Input for this task:
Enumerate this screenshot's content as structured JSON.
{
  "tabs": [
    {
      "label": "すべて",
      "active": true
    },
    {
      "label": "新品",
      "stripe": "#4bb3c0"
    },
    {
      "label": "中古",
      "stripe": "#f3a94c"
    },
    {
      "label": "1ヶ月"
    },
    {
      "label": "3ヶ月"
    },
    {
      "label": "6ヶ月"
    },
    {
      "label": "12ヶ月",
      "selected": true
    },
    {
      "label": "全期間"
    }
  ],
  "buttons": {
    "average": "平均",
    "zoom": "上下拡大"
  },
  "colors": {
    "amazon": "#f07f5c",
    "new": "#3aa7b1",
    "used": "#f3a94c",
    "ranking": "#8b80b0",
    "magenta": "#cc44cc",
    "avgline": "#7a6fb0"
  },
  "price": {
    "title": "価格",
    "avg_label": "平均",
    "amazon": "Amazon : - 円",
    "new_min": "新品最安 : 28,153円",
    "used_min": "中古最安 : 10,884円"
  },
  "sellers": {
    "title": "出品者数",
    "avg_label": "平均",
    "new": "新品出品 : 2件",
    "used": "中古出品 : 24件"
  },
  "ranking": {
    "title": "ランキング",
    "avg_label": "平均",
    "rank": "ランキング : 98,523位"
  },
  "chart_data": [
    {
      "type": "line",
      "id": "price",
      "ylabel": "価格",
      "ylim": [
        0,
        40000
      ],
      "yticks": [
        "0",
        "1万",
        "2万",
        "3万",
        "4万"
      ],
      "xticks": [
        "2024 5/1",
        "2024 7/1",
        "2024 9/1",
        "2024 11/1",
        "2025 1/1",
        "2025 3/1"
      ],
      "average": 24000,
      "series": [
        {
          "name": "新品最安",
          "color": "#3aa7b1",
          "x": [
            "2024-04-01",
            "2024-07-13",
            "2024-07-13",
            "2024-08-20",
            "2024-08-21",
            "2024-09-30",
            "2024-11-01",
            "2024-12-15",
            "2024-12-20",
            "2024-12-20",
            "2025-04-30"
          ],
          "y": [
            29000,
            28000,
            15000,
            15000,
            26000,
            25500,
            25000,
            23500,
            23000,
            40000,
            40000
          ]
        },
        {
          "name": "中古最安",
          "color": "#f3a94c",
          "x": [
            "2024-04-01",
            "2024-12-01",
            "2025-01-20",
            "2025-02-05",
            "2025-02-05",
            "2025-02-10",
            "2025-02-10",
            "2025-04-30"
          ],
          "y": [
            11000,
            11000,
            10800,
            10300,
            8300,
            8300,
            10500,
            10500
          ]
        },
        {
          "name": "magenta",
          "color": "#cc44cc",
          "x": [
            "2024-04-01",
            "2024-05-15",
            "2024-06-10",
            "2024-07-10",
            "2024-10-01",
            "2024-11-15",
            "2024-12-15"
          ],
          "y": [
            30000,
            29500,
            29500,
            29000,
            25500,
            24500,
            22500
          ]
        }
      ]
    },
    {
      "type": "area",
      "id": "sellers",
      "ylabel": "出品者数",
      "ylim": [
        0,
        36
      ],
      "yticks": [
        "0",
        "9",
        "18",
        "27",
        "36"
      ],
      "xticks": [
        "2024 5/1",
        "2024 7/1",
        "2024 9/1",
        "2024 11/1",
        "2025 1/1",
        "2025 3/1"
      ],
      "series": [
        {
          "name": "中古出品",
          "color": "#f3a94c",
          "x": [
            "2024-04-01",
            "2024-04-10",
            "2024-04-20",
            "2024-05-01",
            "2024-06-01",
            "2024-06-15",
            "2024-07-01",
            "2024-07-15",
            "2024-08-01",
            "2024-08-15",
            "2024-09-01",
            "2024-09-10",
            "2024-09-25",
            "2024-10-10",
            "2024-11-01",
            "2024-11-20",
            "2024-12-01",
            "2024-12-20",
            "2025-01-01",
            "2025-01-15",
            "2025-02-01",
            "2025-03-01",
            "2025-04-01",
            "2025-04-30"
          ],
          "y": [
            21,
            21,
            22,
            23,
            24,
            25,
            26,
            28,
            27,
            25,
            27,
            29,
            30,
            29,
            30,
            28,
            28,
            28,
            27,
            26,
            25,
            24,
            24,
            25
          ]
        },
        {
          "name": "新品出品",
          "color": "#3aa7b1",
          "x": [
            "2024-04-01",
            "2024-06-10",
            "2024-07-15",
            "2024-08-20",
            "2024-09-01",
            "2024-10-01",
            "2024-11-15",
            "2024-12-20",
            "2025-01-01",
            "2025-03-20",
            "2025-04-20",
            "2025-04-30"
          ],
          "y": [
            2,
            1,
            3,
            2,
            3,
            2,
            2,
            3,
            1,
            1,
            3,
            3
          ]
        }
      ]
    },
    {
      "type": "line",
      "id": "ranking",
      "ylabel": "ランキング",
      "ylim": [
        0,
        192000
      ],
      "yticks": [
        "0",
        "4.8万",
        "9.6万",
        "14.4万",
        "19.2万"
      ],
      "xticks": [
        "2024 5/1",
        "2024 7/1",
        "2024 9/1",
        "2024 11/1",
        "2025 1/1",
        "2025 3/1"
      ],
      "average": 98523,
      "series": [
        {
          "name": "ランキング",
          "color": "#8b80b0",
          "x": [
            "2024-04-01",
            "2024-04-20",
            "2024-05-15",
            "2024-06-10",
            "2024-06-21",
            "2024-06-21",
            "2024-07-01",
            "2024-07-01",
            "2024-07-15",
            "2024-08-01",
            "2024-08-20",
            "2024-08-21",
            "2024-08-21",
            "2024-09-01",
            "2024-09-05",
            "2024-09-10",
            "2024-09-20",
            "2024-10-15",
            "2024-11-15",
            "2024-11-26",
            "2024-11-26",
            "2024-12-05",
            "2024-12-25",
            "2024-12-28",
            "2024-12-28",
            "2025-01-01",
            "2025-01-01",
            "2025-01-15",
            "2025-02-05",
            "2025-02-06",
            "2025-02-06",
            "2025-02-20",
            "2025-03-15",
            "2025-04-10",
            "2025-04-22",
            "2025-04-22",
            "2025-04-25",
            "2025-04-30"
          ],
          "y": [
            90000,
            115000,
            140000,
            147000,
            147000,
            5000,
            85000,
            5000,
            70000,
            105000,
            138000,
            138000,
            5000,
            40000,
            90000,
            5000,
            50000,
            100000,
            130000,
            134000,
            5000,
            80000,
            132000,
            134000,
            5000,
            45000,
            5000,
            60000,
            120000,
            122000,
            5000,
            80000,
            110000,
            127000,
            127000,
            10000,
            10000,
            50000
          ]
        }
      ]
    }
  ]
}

Description of the task:
Using the listing above, retype each line exactly.

Task output:
Enumerate this screenshot's content as structured JSON.
{
  "tabs": [
    {
      "label": "すべて",
      "active": true
    },
    {
      "label": "新品",
      "stripe": "#4bb3c0"
    },
    {
      "label": "中古",
      "stripe": "#f3a94c"
    },
    {
      "label": "1ヶ月"
    },
    {
      "label": "3ヶ月"
    },
    {
      "label": "6ヶ月"
    },
    {
      "label": "12ヶ月",
      "selected": true
    },
    {
      "label": "全期間"
    }
  ],
  "buttons": {
    "average": "平均",
    "zoom": "上下拡大"
  },
  "colors": {
    "amazon": "#f07f5c",
    "new": "#3aa7b1",
    "used": "#f3a94c",
    "ranking": "#8b80b0",
    "magenta": "#cc44cc",
    "avgline": "#7a6fb0"
  },
  "price": {
    "title": "価格",
    "avg_label": "平均",
    "amazon": "Amazon : - 円",
    "new_min": "新品最安 : 28,153円",
    "used_min": "中古最安 : 10,884円"
  },
  "sellers": {
    "title": "出品者数",
    "avg_label": "平均",
    "new": "新品出品 : 2件",
    "used": "中古出品 : 24件"
  },
  "ranking": {
    "title": "ランキング",
    "avg_label": "平均",
    "rank": "ランキング : 98,523位"
  },
  "chart_data": [
    {
      "type": "line",
      "id": "price",
      "ylabel": "価格",
      "ylim": [
        0,
        40000
      ],
      "yticks": [
        "0",
        "1万",
        "2万",
        "3万",
        "4万"
      ],
      "xticks": [
        "2024 5/1",
        "2024 7/1",
        "2024 9/1",
        "2024 11/1",
        "2025 1/1",
        "2025 3/1"
      ],
      "average": 24000,
      "series": [
        {
          "name": "新品最安",
          "color": "#3aa7b1",
          "x": [
            "2024-04-01",
            "2024-07-13",
            "2024-07-13",
            "2024-08-20",
            "2024-08-21",
            "2024-09-30",
            "2024-11-01",
            "2024-12-15",
            "2024-12-20",
            "2024-12-20",
            "2025-04-30"
          ],
          "y": [
            29000,
            28000,
            15000,
            15000,
            26000,
            25500,
            25000,
            23500,
            23000,
            40000,
            40000
          ]
        },
        {
          "name": "中古最安",
          "color": "#f3a94c",
          "x": [
            "2024-04-01",
            "2024-12-01",
            "2025-01-20",
            "2025-02-05",
            "2025-02-05",
            "2025-02-10",
            "2025-02-10",
            "2025-04-30"
          ],
          "y": [
            11000,
            11000,
            10800,
            10300,
            8300,
            8300,
            10500,
            10500
          ]
        },
        {
          "name": "magenta",
          "color": "#cc44cc",
          "x": [
            "2024-04-01",
            "2024-05-15",
            "2024-06-10",
            "2024-07-10",
            "2024-10-01",
            "2024-11-15",
            "2024-12-15"
          ],
          "y": [
            30000,
            29500,
            29500,
            29000,
            25500,
            24500,
            22500
          ]
        }
      ]
    },
    {
      "type": "area",
      "id": "sellers",
      "ylabel": "出品者数",
      "ylim": [
        0,
        36
      ],
      "yticks": [
        "0",
        "9",
        "18",
        "27",
        "36"
      ],
      "xticks": [
        "2024 5/1",
        "2024 7/1",
        "2024 9/1",
        "2024 11/1",
        "2025 1/1",
        "2025 3/1"
      ],
      "series": [
        {
          "name": "中古出品",
          "color": "#f3a94c",
          "x": [
            "2024-04-01",
            "2024-04-10",
            "2024-04-20",
            "2024-05-01",
            "2024-06-01",
            "2024-06-15",
            "2024-07-01",
            "2024-07-15",
            "2024-08-01",
            "2024-08-15",
            "2024-09-01",
            "2024-09-10",
            "2024-09-25",
            "2024-10-10",
            "2024-11-01",
            "2024-11-20",
            "2024-12-01",
            "2024-12-20",
            "2025-01-01",
            "2025-01-15",
            "2025-02-01",
            "2025-03-01",
            "2025-04-01",
            "2025-04-30"
          ],
          "y": [
            21,
            21,
            22,
            23,
            24,
            25,
            26,
            28,
            27,
            25,
            27,
            29,
            30,
            29,
            30,
            28,
            28,
            28,
            27,
            26,
            25,
            24,
            24,
            25
          ]
        },
        {
          "name": "新品出品",
          "color": "#3aa7b1",
          "x": [
            "2024-04-01",
            "2024-06-10",
            "2024-07-15",
            "2024-08-20",
            "2024-09-01",
            "2024-10-01",
            "2024-11-15",
            "2024-12-20",
            "2025-01-01",
            "2025-03-20",
            "2025-04-20",
            "2025-04-30"
          ],
          "y": [
            2,
            1,
            3,
            2,
            3,
            2,
            2,
            3,
            1,
            1,
            3,
            3
          ]
        }
      ]
    },
    {
      "type": "line",
      "id": "ranking",
      "ylabel": "ランキング",
      "ylim": [
        0,
        192000
      ],
      "yticks": [
        "0",
        "4.8万",
        "9.6万",
        "14.4万",
        "19.2万"
      ],
      "xticks": [
        "2024 5/1",
        "2024 7/1",
        "2024 9/1",
        "2024 11/1",
        "2025 1/1",
        "2025 3/1"
      ],
      "average": 98523,
      "series": [
        {
          "name": "ランキング",
          "color": "#8b80b0",
          "x": [
            "2024-04-01",
            "2024-04-20",
            "2024-05-15",
            "2024-06-10",
            "2024-06-21",
            "2024-06-21",
            "2024-07-01",
            "2024-07-01",
            "2024-07-15",
            "2024-08-01",
            "2024-08-20",
            "2024-08-21",
            "2024-08-21",
            "2024-09-01",
            "2024-09-05",
            "2024-09-10",
            "2024-09-20",
            "2024-10-15",
            "2024-11-15",
            "2024-11-26",
            "2024-11-26",
            "2024-12-05",
            "2024-12-25",
            "2024-12-28",
            "2024-12-28",
            "2025-01-01",
            "2025-01-01",
            "2025-01-15",
            "2025-02-05",
            "2025-02-06",
            "2025-02-06",
            "2025-02-20",
            "2025-03-15",
            "2025-04-10",
            "2025-04-22",
            "2025-04-22",
            "2025-04-25",
            "2025-04-30"
          ],
          "y": [
            90000,
            115000,
            140000,
            147000,
            147000,
            5000,
            85000,
            5000,
            70000,
            105000,
            138000,
            138000,
            5000,
            40000,
            90000,
            5000,
            50000,
            100000,
            130000,
            134000,
            5000,
            80000,
            132000,
            134000,
            5000,
            45000,
            5000,
            60000,
            120000,
            122000,
            5000,
            80000,
            110000,
            127000,
            127000,
            10000,
            10000,
            50000
          ]
        }
      ]
    }
  ]
}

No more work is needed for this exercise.